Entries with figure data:

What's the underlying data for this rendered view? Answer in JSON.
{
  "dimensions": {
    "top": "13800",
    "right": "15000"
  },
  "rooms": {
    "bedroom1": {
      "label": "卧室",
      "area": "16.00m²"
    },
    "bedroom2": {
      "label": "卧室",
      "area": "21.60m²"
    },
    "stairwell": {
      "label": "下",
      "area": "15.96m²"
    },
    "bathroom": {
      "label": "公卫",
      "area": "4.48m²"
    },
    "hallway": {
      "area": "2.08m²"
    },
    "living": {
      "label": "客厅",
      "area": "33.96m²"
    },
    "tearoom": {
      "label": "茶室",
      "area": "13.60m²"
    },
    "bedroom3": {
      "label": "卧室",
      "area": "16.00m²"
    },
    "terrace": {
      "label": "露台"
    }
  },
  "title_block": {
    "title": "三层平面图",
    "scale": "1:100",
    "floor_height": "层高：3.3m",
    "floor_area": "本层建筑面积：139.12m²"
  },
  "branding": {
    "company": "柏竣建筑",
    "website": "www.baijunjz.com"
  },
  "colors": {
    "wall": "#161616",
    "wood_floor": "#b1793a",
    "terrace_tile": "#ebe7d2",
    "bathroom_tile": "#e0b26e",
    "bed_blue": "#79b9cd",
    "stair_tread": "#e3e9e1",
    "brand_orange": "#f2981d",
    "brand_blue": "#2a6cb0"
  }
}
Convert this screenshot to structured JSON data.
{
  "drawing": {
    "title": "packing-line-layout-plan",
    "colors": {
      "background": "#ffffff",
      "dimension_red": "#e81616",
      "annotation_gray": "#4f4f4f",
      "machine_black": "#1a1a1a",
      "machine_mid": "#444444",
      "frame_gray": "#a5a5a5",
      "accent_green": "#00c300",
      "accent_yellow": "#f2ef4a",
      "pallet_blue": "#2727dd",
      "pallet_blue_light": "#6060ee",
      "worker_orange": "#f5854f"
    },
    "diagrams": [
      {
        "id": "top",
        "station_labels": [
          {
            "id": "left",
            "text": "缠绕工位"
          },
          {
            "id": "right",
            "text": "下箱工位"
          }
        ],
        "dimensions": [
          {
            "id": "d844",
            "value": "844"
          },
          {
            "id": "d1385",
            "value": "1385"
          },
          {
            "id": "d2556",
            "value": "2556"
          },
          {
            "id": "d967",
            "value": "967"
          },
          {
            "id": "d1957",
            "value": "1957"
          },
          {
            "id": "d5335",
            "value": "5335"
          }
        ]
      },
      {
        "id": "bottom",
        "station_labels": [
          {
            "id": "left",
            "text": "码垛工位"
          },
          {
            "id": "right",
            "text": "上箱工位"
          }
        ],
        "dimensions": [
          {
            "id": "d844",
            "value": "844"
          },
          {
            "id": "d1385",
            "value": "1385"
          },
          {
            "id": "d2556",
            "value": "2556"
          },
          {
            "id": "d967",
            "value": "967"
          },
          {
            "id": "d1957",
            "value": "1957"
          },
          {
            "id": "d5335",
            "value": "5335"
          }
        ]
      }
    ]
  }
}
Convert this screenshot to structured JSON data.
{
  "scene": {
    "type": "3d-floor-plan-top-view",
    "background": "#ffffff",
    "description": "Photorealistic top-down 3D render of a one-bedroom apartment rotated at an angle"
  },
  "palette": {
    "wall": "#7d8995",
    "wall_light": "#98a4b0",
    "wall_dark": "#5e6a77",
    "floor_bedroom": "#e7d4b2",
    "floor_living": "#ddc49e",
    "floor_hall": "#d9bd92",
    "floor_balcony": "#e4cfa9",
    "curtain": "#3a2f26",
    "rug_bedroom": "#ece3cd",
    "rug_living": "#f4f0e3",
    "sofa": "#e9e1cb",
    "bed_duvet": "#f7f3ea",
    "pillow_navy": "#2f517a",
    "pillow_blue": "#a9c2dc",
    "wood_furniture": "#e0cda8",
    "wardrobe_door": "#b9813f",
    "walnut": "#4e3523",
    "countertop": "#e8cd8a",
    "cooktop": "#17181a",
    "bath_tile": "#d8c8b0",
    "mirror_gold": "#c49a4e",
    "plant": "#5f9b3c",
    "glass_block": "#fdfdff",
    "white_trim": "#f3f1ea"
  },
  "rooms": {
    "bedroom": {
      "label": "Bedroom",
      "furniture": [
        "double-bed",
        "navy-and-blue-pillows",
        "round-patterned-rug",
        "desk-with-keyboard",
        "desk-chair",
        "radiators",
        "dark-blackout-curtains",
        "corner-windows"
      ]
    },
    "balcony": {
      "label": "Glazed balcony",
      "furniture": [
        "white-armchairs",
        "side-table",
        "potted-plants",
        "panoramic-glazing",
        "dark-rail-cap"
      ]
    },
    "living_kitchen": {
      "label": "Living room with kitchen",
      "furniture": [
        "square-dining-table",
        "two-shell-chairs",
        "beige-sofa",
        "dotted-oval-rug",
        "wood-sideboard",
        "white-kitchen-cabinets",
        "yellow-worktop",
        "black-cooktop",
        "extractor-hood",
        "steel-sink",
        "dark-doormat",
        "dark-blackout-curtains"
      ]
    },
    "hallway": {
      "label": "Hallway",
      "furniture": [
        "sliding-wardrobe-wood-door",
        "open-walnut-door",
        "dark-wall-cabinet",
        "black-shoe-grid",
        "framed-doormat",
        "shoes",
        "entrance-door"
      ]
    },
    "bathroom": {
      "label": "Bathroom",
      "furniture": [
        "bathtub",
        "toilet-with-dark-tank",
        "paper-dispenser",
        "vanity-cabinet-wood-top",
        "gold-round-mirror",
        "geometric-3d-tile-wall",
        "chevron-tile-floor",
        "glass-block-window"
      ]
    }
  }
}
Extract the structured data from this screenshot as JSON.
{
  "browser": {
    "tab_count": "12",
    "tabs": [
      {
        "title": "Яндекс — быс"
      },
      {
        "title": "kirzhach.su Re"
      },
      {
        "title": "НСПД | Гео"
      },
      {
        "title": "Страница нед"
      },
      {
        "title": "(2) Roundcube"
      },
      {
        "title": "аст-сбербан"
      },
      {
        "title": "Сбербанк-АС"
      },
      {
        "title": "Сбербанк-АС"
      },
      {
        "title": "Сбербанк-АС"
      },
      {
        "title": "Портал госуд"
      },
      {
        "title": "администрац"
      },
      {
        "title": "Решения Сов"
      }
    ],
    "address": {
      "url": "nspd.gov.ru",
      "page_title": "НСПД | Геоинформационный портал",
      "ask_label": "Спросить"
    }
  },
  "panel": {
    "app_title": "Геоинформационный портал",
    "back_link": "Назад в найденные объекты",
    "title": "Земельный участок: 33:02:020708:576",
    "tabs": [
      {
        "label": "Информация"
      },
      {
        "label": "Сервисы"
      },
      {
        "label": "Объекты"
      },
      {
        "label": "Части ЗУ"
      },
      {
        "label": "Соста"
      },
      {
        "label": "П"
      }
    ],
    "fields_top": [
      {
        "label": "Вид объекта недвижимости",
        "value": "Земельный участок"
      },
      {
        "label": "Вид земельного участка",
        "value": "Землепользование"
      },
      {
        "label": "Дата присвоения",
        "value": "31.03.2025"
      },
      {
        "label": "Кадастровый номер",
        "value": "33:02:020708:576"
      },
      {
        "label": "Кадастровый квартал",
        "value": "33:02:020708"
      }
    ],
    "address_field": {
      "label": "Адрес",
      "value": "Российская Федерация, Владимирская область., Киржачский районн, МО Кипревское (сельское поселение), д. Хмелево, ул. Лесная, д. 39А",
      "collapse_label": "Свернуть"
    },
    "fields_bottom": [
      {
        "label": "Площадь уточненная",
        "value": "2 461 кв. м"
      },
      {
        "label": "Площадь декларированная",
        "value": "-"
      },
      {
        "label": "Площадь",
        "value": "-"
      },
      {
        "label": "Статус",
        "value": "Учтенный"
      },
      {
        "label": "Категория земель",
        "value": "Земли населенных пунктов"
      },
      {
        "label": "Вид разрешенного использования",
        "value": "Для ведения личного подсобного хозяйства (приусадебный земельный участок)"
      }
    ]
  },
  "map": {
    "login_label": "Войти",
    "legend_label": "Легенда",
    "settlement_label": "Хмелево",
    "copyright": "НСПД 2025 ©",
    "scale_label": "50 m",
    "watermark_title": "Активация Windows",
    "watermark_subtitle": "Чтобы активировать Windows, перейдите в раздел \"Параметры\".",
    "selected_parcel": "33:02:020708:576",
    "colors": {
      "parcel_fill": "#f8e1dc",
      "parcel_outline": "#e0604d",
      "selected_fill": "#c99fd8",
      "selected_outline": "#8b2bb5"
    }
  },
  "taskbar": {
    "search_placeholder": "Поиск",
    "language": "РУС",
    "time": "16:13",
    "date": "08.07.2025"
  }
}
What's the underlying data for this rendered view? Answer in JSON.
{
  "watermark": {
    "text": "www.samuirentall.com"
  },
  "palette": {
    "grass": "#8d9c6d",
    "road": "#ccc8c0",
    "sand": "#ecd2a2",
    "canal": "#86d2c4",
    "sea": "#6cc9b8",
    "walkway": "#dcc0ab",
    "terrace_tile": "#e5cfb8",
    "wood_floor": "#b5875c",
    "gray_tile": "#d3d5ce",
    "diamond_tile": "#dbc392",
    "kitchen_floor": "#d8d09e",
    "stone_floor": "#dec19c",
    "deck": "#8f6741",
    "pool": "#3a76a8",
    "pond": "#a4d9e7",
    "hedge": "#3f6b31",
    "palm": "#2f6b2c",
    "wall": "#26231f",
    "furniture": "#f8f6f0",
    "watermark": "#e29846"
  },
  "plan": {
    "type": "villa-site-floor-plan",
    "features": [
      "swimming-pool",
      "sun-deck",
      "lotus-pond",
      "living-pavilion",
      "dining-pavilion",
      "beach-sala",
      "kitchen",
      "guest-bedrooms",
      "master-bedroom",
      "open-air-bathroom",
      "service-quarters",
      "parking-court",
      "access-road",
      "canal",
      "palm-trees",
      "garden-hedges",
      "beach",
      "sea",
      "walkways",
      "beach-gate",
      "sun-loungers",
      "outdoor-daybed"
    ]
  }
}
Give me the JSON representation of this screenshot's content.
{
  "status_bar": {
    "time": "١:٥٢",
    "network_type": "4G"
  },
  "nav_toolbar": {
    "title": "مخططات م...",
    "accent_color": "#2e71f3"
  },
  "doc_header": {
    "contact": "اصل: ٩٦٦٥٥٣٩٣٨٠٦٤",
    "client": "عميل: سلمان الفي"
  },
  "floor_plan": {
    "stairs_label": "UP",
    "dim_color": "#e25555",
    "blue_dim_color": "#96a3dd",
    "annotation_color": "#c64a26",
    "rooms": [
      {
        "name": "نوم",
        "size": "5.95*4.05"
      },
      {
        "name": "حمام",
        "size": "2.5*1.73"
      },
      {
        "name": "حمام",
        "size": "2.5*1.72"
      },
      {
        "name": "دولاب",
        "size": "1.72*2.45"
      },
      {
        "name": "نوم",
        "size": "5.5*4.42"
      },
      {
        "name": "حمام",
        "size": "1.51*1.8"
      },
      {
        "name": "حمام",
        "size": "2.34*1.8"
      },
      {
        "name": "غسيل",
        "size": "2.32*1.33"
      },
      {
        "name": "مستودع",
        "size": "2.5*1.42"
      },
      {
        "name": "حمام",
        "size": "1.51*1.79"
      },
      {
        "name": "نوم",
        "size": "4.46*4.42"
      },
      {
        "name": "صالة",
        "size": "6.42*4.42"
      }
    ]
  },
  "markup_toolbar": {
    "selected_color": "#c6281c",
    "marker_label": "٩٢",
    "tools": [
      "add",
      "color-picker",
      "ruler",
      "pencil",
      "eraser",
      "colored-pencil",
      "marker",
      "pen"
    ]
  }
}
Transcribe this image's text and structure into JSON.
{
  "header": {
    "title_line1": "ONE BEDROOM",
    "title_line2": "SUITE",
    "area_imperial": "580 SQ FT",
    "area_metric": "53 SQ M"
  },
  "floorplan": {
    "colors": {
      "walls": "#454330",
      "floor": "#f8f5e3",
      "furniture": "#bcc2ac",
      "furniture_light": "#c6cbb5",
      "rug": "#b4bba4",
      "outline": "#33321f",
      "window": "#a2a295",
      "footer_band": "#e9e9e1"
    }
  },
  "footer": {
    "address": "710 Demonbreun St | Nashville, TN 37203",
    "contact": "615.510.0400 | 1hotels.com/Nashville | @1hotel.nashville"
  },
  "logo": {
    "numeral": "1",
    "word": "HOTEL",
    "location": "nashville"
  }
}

**PROBLEM DETAILS:** Output an exact copy of the lines beginning at the one that holds "Transcribe this image's" and running through the final line of the records.

**RESULT:**
Transcribe this image's text and structure into JSON.
{
  "header": {
    "title_line1": "ONE BEDROOM",
    "title_line2": "SUITE",
    "area_imperial": "580 SQ FT",
    "area_metric": "53 SQ M"
  },
  "floorplan": {
    "colors": {
      "walls": "#454330",
      "floor": "#f8f5e3",
      "furniture": "#bcc2ac",
      "furniture_light": "#c6cbb5",
      "rug": "#b4bba4",
      "outline": "#33321f",
      "window": "#a2a295",
      "footer_band": "#e9e9e1"
    }
  },
  "footer": {
    "address": "710 Demonbreun St | Nashville, TN 37203",
    "contact": "615.510.0400 | 1hotels.com/Nashville | @1hotel.nashville"
  },
  "logo": {
    "numeral": "1",
    "word": "HOTEL",
    "location": "nashville"
  }
}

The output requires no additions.